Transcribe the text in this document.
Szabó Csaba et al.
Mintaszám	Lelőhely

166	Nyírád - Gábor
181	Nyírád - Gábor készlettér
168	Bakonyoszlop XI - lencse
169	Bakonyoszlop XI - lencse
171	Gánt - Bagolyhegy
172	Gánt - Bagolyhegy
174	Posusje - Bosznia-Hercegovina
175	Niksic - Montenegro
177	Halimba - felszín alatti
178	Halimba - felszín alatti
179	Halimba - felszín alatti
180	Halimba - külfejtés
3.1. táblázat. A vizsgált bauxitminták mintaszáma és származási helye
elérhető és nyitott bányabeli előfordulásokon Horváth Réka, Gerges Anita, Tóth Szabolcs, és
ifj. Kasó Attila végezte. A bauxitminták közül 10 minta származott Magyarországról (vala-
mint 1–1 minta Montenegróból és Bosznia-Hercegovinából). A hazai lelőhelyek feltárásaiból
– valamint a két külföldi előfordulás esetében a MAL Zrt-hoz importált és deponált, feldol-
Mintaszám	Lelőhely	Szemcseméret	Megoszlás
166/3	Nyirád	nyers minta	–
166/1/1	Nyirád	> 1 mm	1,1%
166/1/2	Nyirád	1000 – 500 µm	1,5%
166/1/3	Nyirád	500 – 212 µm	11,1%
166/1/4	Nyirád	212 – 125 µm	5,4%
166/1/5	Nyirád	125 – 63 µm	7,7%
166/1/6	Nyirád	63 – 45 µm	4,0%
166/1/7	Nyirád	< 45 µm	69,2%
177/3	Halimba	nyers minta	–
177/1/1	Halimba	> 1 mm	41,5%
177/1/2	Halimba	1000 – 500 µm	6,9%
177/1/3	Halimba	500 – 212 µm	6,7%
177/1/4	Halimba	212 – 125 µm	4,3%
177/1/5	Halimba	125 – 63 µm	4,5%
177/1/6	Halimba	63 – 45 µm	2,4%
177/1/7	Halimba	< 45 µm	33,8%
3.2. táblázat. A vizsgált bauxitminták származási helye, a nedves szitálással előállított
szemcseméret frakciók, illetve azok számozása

============================================================

## Task statement
Reproduce the whole listing word for word.

## Exercise solution
Transcribe the text in this document.
Szabó Csaba et al.
Mintaszám	Lelőhely

166	Nyírád - Gábor
181	Nyírád - Gábor készlettér
168	Bakonyoszlop XI - lencse
169	Bakonyoszlop XI - lencse
171	Gánt - Bagolyhegy
172	Gánt - Bagolyhegy
174	Posusje - Bosznia-Hercegovina
175	Niksic - Montenegro
177	Halimba - felszín alatti
178	Halimba - felszín alatti
179	Halimba - felszín alatti
180	Halimba - külfejtés
3.1. táblázat. A vizsgált bauxitminták mintaszáma és származási helye
elérhető és nyitott bányabeli előfordulásokon Horváth Réka, Gerges Anita, Tóth Szabolcs, és
ifj. Kasó Attila végezte. A bauxitminták közül 10 minta származott Magyarországról (vala-
mint 1–1 minta Montenegróból és Bosznia-Hercegovinából). A hazai lelőhelyek feltárásaiból
– valamint a két külföldi előfordulás esetében a MAL Zrt-hoz importált és deponált, feldol-
Mintaszám	Lelőhely	Szemcseméret	Megoszlás
166/3	Nyirád	nyers minta	–
166/1/1	Nyirád	> 1 mm	1,1%
166/1/2	Nyirád	1000 – 500 µm	1,5%
166/1/3	Nyirád	500 – 212 µm	11,1%
166/1/4	Nyirád	212 – 125 µm	5,4%
166/1/5	Nyirád	125 – 63 µm	7,7%
166/1/6	Nyirád	63 – 45 µm	4,0%
166/1/7	Nyirád	< 45 µm	69,2%
177/3	Halimba	nyers minta	–
177/1/1	Halimba	> 1 mm	41,5%
177/1/2	Halimba	1000 – 500 µm	6,9%
177/1/3	Halimba	500 – 212 µm	6,7%
177/1/4	Halimba	212 – 125 µm	4,3%
177/1/5	Halimba	125 – 63 µm	4,5%
177/1/6	Halimba	63 – 45 µm	2,4%
177/1/7	Halimba	< 45 µm	33,8%
3.2. táblázat. A vizsgált bauxitminták származási helye, a nedves szitálással előállított
szemcseméret frakciók, illetve azok számozása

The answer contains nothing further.